* _Exercise description_: List each line of the data that holds the string "Number", please.

========================

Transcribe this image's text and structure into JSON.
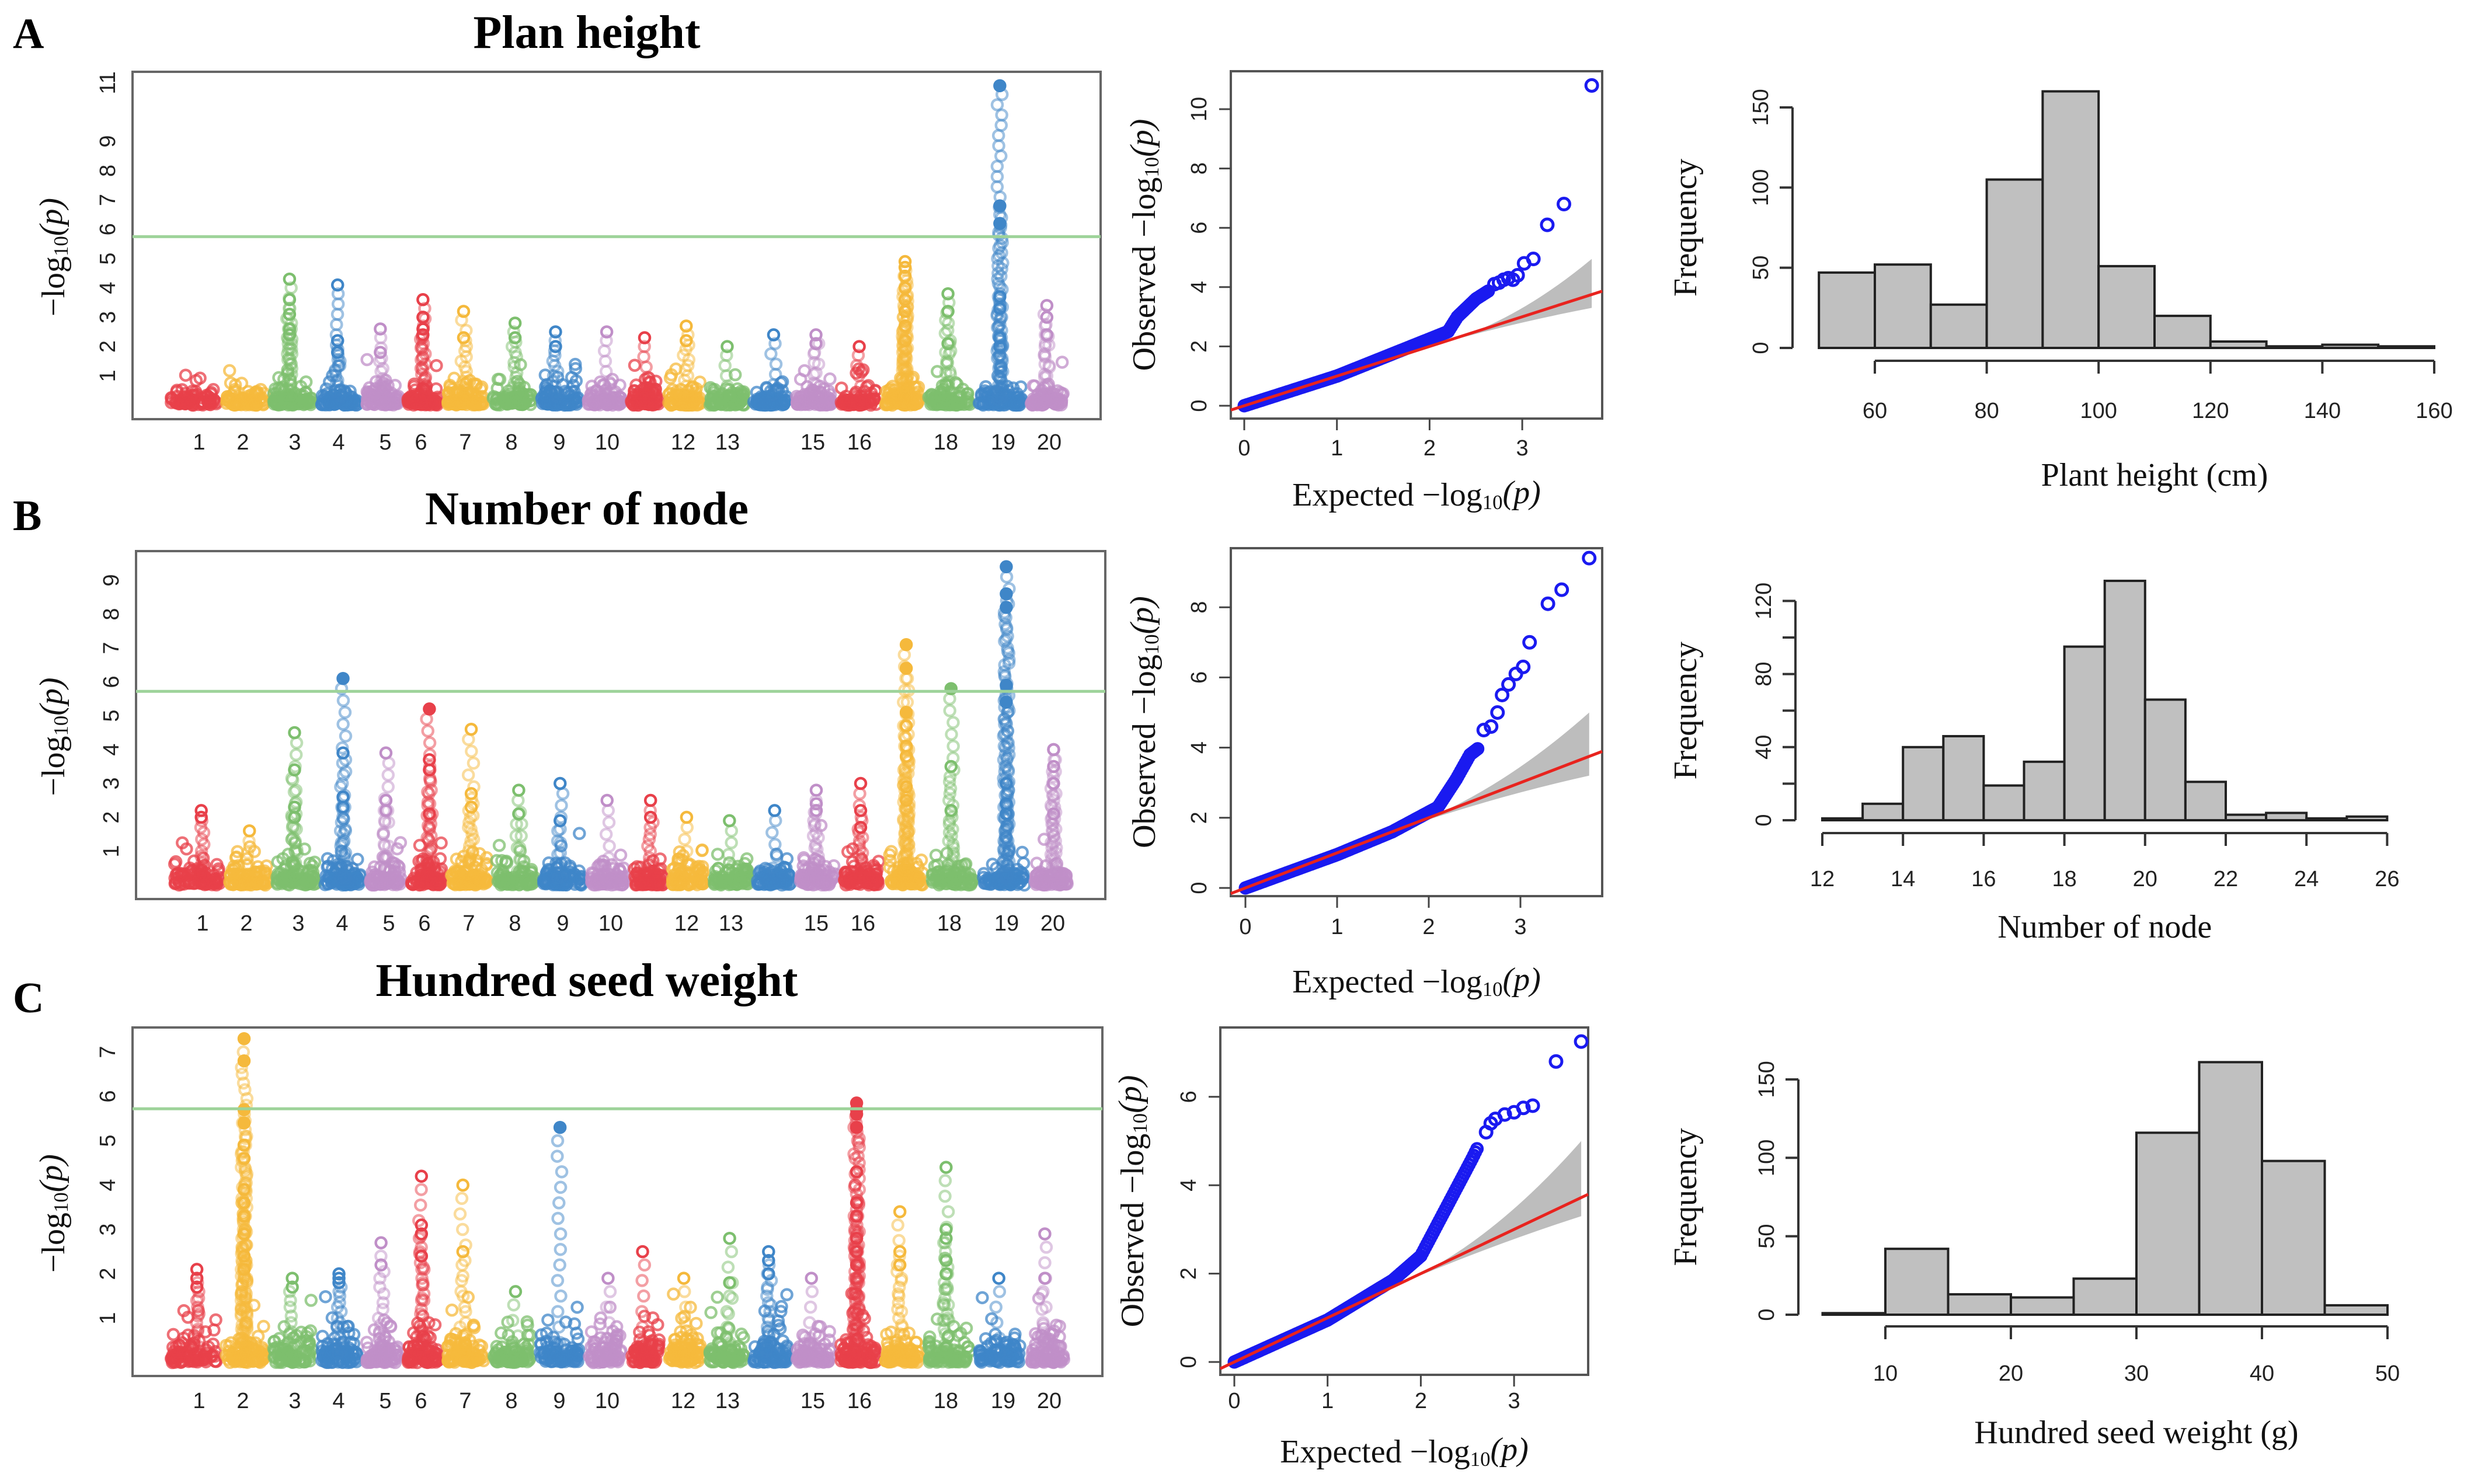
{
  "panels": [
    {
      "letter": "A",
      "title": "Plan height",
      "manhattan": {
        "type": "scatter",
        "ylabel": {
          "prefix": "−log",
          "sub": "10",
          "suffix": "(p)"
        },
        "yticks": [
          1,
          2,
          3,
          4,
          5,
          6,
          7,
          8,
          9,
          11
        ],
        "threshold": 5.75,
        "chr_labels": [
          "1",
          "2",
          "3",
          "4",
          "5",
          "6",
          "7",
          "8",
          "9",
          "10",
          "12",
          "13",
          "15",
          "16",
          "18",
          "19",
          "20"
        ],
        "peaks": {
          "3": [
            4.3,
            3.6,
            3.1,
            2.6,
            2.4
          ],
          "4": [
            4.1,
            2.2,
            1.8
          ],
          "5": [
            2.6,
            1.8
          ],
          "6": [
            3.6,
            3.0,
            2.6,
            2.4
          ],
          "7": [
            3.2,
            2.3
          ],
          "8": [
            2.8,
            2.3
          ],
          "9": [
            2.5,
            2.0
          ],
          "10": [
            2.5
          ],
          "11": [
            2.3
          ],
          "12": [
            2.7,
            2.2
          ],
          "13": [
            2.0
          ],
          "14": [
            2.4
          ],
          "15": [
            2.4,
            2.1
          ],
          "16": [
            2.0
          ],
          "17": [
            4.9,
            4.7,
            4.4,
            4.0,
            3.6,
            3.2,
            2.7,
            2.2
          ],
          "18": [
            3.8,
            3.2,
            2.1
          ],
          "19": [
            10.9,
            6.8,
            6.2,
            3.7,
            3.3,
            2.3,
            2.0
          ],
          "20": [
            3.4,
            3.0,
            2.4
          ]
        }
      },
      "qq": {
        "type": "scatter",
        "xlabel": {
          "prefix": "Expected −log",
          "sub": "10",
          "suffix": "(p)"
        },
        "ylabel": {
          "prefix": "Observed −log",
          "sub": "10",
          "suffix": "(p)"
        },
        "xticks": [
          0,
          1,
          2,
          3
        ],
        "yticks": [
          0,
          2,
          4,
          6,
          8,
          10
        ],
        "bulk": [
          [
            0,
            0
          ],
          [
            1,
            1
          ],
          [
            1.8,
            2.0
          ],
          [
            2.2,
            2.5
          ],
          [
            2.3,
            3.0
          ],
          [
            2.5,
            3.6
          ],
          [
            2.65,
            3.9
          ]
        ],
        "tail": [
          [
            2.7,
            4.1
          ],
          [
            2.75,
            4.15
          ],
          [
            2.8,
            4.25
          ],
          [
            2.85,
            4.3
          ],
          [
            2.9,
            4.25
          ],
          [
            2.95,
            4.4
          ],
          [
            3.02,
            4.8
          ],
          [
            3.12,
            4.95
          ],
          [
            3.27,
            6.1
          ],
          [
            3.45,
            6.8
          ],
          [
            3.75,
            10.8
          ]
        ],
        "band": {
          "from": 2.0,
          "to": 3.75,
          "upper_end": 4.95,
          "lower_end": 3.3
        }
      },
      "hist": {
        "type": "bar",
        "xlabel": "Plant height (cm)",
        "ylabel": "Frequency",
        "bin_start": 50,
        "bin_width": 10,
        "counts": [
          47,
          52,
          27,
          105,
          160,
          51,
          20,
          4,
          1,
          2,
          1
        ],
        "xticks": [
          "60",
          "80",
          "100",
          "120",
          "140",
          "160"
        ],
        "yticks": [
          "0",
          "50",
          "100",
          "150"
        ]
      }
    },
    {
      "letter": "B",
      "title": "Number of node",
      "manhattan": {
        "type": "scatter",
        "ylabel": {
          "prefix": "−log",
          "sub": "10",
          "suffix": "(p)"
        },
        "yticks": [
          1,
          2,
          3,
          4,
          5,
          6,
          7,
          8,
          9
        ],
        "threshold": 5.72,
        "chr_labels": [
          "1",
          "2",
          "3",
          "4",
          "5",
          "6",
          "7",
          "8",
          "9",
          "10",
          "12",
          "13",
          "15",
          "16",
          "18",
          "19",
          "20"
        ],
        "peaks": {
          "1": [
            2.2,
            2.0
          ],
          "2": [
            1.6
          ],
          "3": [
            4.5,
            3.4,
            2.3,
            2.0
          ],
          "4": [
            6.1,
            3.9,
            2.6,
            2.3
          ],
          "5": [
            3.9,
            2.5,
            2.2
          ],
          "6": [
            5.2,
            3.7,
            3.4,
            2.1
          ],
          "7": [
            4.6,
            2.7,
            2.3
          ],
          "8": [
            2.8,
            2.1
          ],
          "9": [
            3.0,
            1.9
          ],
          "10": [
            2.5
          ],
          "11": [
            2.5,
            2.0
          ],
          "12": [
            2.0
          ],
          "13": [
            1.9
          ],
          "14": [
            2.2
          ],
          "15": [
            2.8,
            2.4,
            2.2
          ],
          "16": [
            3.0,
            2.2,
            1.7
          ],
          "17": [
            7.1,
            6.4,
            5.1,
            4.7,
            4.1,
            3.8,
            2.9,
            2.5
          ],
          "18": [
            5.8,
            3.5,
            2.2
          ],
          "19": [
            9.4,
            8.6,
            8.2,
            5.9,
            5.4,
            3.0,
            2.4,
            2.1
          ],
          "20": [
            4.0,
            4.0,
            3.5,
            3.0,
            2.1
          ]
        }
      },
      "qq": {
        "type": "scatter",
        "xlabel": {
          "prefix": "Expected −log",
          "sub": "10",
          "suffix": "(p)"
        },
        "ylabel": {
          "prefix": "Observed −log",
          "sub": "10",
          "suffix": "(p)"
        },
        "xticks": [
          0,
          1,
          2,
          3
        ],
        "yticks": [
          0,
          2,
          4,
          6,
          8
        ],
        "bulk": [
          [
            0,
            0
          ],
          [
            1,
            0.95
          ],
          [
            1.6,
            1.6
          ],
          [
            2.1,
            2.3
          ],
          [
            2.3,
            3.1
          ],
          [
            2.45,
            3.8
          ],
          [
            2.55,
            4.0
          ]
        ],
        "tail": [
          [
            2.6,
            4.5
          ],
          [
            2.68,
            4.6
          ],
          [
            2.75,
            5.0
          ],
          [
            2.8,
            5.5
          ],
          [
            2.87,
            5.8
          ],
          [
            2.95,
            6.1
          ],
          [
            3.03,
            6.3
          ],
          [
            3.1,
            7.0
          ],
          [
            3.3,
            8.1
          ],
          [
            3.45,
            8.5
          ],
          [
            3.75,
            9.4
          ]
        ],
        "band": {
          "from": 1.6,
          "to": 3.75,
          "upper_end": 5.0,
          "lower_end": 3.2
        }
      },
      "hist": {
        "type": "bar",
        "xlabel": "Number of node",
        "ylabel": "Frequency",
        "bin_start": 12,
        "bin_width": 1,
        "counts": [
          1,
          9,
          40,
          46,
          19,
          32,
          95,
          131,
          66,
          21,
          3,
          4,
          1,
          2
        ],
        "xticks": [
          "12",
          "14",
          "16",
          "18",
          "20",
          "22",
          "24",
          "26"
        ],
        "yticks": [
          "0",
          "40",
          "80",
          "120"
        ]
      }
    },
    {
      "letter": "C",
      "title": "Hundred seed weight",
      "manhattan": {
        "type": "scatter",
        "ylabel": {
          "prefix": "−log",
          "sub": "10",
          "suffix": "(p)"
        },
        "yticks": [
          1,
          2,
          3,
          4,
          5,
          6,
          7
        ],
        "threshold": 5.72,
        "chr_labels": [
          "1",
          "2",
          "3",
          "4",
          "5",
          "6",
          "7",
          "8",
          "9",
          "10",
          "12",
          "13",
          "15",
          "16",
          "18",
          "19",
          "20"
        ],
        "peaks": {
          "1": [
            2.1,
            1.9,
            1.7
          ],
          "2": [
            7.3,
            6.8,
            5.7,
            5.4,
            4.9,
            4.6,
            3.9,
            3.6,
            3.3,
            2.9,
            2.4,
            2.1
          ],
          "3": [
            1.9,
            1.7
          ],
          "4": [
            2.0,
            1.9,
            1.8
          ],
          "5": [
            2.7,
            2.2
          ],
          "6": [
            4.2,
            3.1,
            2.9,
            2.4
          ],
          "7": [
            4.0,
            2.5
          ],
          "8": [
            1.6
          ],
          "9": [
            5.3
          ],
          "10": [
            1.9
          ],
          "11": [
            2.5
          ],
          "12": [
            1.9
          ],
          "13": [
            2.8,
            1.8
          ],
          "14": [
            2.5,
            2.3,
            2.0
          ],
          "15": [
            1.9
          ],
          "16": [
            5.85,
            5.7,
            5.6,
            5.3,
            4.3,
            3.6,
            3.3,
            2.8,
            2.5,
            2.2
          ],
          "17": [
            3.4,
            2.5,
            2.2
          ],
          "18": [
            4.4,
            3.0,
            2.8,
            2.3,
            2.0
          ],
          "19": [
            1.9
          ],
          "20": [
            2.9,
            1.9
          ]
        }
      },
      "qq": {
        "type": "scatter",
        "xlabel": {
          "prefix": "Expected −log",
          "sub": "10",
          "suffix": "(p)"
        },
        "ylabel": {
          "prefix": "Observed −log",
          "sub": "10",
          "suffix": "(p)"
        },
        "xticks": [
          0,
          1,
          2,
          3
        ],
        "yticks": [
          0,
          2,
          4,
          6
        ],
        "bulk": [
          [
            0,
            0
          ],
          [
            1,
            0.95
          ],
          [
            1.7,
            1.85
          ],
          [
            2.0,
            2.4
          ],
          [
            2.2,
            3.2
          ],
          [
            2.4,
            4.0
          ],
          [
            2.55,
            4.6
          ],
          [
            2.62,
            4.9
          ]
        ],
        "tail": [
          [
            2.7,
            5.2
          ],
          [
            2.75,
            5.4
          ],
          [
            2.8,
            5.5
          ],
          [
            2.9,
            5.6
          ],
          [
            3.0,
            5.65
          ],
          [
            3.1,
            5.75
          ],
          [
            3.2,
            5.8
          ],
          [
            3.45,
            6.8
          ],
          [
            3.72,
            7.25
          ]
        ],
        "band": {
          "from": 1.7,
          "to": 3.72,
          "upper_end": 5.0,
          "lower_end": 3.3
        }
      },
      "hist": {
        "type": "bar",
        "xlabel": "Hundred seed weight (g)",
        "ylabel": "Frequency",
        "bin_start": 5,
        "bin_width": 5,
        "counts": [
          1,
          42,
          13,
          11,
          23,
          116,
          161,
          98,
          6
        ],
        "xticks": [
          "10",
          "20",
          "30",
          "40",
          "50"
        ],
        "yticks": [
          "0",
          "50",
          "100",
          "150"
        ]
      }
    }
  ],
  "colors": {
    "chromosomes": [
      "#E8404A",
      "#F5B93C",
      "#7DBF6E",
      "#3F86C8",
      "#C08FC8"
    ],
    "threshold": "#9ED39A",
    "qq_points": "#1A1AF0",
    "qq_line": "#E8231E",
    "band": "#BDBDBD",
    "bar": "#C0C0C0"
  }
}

========================

* _Worked solution_:
      "title": "Number of node",
        "xlabel": "Number of node",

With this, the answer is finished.